*PROBLEM REQUIREMENTS*: Search the material below for the string "chÊt" and list each line that holds it.

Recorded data

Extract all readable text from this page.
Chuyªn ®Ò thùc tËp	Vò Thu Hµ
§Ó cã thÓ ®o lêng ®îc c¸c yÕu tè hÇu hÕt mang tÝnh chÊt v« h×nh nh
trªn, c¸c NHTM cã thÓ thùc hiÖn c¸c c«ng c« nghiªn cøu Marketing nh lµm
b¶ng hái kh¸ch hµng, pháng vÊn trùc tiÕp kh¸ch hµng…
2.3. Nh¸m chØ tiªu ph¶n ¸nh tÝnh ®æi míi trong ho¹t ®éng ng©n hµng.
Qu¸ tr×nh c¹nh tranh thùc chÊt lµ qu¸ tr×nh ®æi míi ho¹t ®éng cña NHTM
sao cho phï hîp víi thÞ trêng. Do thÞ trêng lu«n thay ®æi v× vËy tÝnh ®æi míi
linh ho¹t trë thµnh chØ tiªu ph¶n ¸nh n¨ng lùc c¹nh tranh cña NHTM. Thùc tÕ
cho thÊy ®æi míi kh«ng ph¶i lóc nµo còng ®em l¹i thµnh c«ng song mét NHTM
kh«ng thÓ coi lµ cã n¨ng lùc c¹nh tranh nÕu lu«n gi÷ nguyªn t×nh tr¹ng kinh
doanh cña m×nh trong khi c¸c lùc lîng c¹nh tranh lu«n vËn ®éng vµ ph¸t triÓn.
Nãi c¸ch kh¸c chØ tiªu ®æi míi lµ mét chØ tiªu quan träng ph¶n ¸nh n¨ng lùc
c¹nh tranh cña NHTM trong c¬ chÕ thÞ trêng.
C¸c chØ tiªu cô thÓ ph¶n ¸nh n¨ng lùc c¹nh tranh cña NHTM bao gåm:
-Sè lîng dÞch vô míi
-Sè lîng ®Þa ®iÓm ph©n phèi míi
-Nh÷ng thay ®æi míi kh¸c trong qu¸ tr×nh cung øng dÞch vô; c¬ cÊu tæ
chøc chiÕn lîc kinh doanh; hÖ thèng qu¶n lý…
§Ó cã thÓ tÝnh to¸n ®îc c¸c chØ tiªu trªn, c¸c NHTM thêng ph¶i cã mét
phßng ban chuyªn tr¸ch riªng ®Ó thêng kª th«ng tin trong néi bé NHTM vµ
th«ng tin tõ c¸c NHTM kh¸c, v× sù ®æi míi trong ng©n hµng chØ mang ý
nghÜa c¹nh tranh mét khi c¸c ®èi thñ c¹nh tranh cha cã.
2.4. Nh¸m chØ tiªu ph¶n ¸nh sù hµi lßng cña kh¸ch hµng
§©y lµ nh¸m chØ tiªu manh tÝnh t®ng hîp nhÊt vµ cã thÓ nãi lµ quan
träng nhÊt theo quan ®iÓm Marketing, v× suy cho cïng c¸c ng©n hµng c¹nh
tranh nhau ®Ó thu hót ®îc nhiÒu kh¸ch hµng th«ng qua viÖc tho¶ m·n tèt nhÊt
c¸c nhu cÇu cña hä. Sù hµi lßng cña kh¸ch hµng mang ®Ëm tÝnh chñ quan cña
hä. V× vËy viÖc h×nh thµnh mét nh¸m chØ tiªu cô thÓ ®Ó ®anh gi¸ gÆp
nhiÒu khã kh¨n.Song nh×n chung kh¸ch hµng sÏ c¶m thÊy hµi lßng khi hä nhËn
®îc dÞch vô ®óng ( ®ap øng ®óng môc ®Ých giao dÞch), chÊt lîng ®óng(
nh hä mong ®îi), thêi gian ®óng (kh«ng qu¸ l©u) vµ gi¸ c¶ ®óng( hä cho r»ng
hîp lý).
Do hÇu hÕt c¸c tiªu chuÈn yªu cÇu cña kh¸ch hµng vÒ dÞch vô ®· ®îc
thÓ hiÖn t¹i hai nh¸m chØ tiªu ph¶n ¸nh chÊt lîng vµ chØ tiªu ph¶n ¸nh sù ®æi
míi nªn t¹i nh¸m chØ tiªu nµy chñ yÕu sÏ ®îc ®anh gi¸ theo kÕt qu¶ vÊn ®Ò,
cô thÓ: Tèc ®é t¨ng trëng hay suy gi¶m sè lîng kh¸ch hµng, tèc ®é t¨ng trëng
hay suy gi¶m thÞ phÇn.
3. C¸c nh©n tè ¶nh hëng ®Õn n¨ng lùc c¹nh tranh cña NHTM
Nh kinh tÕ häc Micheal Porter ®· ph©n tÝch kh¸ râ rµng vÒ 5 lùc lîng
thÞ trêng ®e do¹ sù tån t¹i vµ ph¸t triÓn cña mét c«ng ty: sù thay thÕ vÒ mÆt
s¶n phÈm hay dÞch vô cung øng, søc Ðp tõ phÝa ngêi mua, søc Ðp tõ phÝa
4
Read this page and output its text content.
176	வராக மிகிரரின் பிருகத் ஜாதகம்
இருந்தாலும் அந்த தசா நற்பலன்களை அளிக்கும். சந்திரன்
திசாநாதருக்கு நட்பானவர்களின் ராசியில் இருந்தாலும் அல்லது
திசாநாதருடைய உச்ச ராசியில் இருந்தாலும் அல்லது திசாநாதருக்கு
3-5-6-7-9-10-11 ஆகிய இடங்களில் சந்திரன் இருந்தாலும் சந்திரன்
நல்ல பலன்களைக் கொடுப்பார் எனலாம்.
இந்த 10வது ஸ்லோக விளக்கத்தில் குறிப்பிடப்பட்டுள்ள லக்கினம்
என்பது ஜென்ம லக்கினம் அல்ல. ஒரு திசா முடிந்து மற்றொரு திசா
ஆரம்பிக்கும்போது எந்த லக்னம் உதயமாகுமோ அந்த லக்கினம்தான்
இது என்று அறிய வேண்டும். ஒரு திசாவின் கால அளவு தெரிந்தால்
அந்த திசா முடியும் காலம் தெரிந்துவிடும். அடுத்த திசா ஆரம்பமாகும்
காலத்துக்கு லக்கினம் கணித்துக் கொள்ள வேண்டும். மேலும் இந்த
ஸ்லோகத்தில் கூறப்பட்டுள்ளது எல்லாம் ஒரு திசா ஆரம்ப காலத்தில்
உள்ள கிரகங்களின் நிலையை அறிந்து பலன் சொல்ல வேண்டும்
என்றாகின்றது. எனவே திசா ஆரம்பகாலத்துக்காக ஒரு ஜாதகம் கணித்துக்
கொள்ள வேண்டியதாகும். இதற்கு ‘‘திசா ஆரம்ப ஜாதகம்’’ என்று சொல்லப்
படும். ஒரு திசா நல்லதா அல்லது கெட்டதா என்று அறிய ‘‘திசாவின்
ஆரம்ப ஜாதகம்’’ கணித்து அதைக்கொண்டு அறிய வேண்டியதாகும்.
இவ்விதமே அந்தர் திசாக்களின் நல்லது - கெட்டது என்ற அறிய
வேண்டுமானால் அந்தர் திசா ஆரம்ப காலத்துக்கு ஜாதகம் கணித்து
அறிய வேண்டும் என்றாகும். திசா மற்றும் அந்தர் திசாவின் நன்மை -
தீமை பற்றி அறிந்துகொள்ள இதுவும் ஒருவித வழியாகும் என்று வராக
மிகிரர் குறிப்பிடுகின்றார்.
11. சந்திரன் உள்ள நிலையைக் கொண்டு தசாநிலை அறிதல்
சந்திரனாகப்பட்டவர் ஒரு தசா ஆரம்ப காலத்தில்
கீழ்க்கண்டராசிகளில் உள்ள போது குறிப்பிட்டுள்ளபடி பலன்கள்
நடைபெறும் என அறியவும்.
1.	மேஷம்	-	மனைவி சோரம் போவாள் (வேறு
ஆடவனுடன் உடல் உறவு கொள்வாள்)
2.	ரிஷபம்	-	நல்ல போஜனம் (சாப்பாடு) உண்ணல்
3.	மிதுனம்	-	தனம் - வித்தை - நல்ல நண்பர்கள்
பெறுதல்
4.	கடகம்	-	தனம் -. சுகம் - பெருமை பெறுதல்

*CORRECT RESPONSE*:
§Ó cã thÓ ®o lêng ®îc c¸c yÕu tè hÇu hÕt mang tÝnh chÊt v« h×nh nh
Qu¸ tr×nh c¹nh tranh thùc chÊt lµ qu¸ tr×nh ®æi míi ho¹t ®éng cña NHTM
®îc dÞch vô ®óng ( ®ap øng ®óng môc ®Ých giao dÞch), chÊt lîng ®óng(
thÓ hiÖn t¹i hai nh¸m chØ tiªu ph¶n ¸nh chÊt lîng vµ chØ tiªu ph¶n ¸nh sù ®æi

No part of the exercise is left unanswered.